__WHAT IS REQUIRED__
Quote the listing below in full and exactly as written, but omit every picture.

┌──

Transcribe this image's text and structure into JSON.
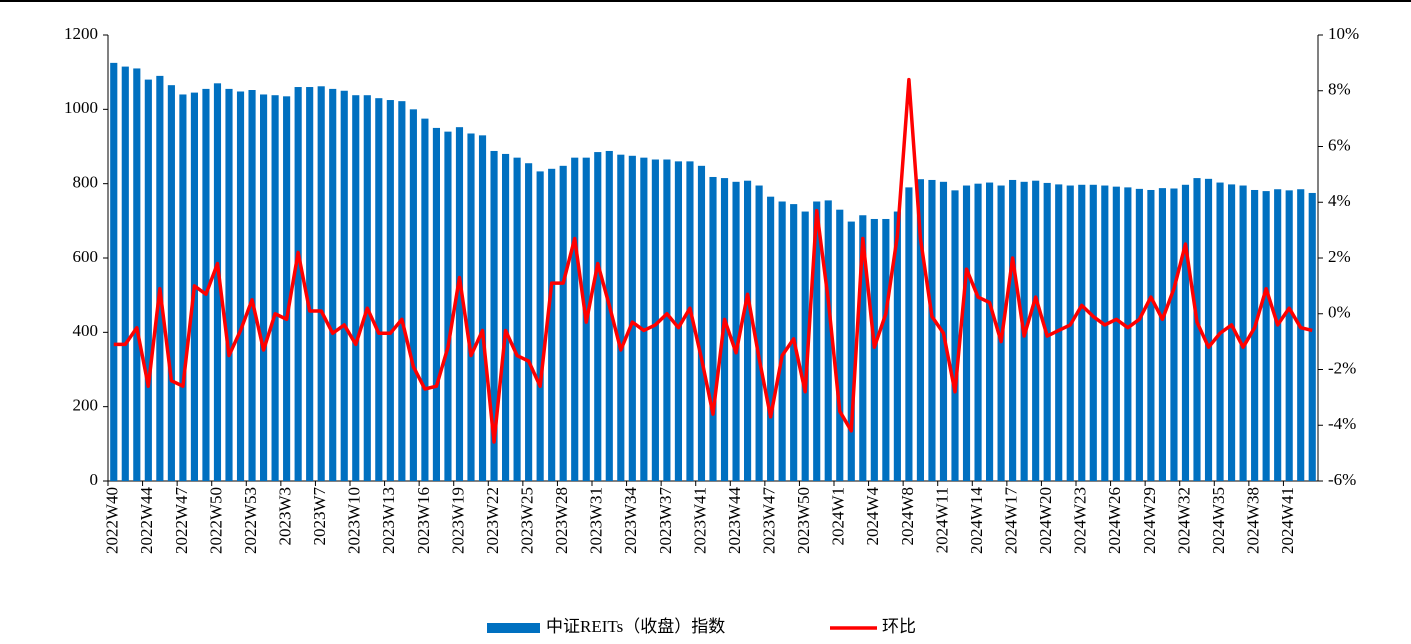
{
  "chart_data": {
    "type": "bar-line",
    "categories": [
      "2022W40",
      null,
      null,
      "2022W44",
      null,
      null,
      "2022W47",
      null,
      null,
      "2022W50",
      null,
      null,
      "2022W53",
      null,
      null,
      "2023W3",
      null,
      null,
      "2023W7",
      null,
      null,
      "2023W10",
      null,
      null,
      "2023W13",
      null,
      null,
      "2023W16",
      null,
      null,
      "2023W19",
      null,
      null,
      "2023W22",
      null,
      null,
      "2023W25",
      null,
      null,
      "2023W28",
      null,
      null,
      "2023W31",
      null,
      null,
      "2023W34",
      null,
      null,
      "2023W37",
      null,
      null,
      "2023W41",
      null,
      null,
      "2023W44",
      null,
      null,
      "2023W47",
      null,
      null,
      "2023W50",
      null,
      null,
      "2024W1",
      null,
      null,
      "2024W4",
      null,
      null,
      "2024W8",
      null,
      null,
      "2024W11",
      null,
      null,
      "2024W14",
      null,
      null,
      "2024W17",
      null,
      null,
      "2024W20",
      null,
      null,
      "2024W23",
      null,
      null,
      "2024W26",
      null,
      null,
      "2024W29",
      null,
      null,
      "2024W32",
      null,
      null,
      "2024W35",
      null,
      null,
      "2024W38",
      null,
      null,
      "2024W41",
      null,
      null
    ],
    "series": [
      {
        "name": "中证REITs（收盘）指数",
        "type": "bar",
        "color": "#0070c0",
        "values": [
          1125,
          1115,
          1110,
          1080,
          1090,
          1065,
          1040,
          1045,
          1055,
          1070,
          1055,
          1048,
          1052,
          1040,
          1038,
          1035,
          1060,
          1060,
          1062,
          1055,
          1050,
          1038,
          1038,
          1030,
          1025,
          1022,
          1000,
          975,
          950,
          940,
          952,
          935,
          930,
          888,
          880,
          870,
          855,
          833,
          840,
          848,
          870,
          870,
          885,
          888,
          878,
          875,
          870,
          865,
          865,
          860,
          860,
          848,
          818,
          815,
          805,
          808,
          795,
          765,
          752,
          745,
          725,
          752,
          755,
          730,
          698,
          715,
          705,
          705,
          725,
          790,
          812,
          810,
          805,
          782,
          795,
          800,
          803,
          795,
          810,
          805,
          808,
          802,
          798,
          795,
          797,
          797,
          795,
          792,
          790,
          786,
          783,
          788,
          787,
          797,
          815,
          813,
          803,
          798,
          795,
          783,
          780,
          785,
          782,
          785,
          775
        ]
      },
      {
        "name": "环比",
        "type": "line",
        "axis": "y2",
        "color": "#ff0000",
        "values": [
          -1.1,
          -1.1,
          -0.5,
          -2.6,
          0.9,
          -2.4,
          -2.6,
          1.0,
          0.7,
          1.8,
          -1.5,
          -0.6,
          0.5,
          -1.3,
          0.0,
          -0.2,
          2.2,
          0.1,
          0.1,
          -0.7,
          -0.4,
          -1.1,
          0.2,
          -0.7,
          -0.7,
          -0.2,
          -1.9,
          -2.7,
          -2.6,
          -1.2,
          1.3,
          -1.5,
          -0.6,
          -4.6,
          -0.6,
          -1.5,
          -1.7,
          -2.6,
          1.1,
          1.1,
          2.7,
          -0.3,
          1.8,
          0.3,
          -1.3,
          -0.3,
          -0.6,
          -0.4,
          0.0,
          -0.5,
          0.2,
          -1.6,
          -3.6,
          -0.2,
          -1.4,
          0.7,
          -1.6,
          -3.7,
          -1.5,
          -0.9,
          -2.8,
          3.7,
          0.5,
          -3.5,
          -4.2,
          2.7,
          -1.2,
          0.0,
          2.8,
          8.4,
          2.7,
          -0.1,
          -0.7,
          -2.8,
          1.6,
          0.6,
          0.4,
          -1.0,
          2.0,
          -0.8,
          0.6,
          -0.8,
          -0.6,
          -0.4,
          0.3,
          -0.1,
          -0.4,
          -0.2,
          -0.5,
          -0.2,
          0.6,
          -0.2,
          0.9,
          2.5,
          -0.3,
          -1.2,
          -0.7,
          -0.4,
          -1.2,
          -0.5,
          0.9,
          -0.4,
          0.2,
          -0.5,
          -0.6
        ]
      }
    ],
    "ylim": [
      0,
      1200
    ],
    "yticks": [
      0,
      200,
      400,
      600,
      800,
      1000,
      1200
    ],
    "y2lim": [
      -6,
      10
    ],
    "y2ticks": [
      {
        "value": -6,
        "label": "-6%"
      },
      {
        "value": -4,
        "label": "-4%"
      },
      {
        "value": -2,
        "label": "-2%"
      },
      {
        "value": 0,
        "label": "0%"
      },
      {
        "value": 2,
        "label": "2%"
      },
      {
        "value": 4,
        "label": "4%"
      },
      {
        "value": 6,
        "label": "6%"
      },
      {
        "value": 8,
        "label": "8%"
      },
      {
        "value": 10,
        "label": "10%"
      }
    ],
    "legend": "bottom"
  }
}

└──

__COMPLETE ANSWER__
Transcribe this image's text and structure into JSON.
{
  "chart_data": {
    "type": "bar-line",
    "categories": [
      "2022W40",
      null,
      null,
      "2022W44",
      null,
      null,
      "2022W47",
      null,
      null,
      "2022W50",
      null,
      null,
      "2022W53",
      null,
      null,
      "2023W3",
      null,
      null,
      "2023W7",
      null,
      null,
      "2023W10",
      null,
      null,
      "2023W13",
      null,
      null,
      "2023W16",
      null,
      null,
      "2023W19",
      null,
      null,
      "2023W22",
      null,
      null,
      "2023W25",
      null,
      null,
      "2023W28",
      null,
      null,
      "2023W31",
      null,
      null,
      "2023W34",
      null,
      null,
      "2023W37",
      null,
      null,
      "2023W41",
      null,
      null,
      "2023W44",
      null,
      null,
      "2023W47",
      null,
      null,
      "2023W50",
      null,
      null,
      "2024W1",
      null,
      null,
      "2024W4",
      null,
      null,
      "2024W8",
      null,
      null,
      "2024W11",
      null,
      null,
      "2024W14",
      null,
      null,
      "2024W17",
      null,
      null,
      "2024W20",
      null,
      null,
      "2024W23",
      null,
      null,
      "2024W26",
      null,
      null,
      "2024W29",
      null,
      null,
      "2024W32",
      null,
      null,
      "2024W35",
      null,
      null,
      "2024W38",
      null,
      null,
      "2024W41",
      null,
      null
    ],
    "series": [
      {
        "name": "中证REITs（收盘）指数",
        "type": "bar",
        "color": "#0070c0",
        "values": [
          1125,
          1115,
          1110,
          1080,
          1090,
          1065,
          1040,
          1045,
          1055,
          1070,
          1055,
          1048,
          1052,
          1040,
          1038,
          1035,
          1060,
          1060,
          1062,
          1055,
          1050,
          1038,
          1038,
          1030,
          1025,
          1022,
          1000,
          975,
          950,
          940,
          952,
          935,
          930,
          888,
          880,
          870,
          855,
          833,
          840,
          848,
          870,
          870,
          885,
          888,
          878,
          875,
          870,
          865,
          865,
          860,
          860,
          848,
          818,
          815,
          805,
          808,
          795,
          765,
          752,
          745,
          725,
          752,
          755,
          730,
          698,
          715,
          705,
          705,
          725,
          790,
          812,
          810,
          805,
          782,
          795,
          800,
          803,
          795,
          810,
          805,
          808,
          802,
          798,
          795,
          797,
          797,
          795,
          792,
          790,
          786,
          783,
          788,
          787,
          797,
          815,
          813,
          803,
          798,
          795,
          783,
          780,
          785,
          782,
          785,
          775
        ]
      },
      {
        "name": "环比",
        "type": "line",
        "axis": "y2",
        "color": "#ff0000",
        "values": [
          -1.1,
          -1.1,
          -0.5,
          -2.6,
          0.9,
          -2.4,
          -2.6,
          1.0,
          0.7,
          1.8,
          -1.5,
          -0.6,
          0.5,
          -1.3,
          0.0,
          -0.2,
          2.2,
          0.1,
          0.1,
          -0.7,
          -0.4,
          -1.1,
          0.2,
          -0.7,
          -0.7,
          -0.2,
          -1.9,
          -2.7,
          -2.6,
          -1.2,
          1.3,
          -1.5,
          -0.6,
          -4.6,
          -0.6,
          -1.5,
          -1.7,
          -2.6,
          1.1,
          1.1,
          2.7,
          -0.3,
          1.8,
          0.3,
          -1.3,
          -0.3,
          -0.6,
          -0.4,
          0.0,
          -0.5,
          0.2,
          -1.6,
          -3.6,
          -0.2,
          -1.4,
          0.7,
          -1.6,
          -3.7,
          -1.5,
          -0.9,
          -2.8,
          3.7,
          0.5,
          -3.5,
          -4.2,
          2.7,
          -1.2,
          0.0,
          2.8,
          8.4,
          2.7,
          -0.1,
          -0.7,
          -2.8,
          1.6,
          0.6,
          0.4,
          -1.0,
          2.0,
          -0.8,
          0.6,
          -0.8,
          -0.6,
          -0.4,
          0.3,
          -0.1,
          -0.4,
          -0.2,
          -0.5,
          -0.2,
          0.6,
          -0.2,
          0.9,
          2.5,
          -0.3,
          -1.2,
          -0.7,
          -0.4,
          -1.2,
          -0.5,
          0.9,
          -0.4,
          0.2,
          -0.5,
          -0.6
        ]
      }
    ],
    "ylim": [
      0,
      1200
    ],
    "yticks": [
      0,
      200,
      400,
      600,
      800,
      1000,
      1200
    ],
    "y2lim": [
      -6,
      10
    ],
    "y2ticks": [
      {
        "value": -6,
        "label": "-6%"
      },
      {
        "value": -4,
        "label": "-4%"
      },
      {
        "value": -2,
        "label": "-2%"
      },
      {
        "value": 0,
        "label": "0%"
      },
      {
        "value": 2,
        "label": "2%"
      },
      {
        "value": 4,
        "label": "4%"
      },
      {
        "value": 6,
        "label": "6%"
      },
      {
        "value": 8,
        "label": "8%"
      },
      {
        "value": 10,
        "label": "10%"
      }
    ],
    "legend": "bottom"
  }
}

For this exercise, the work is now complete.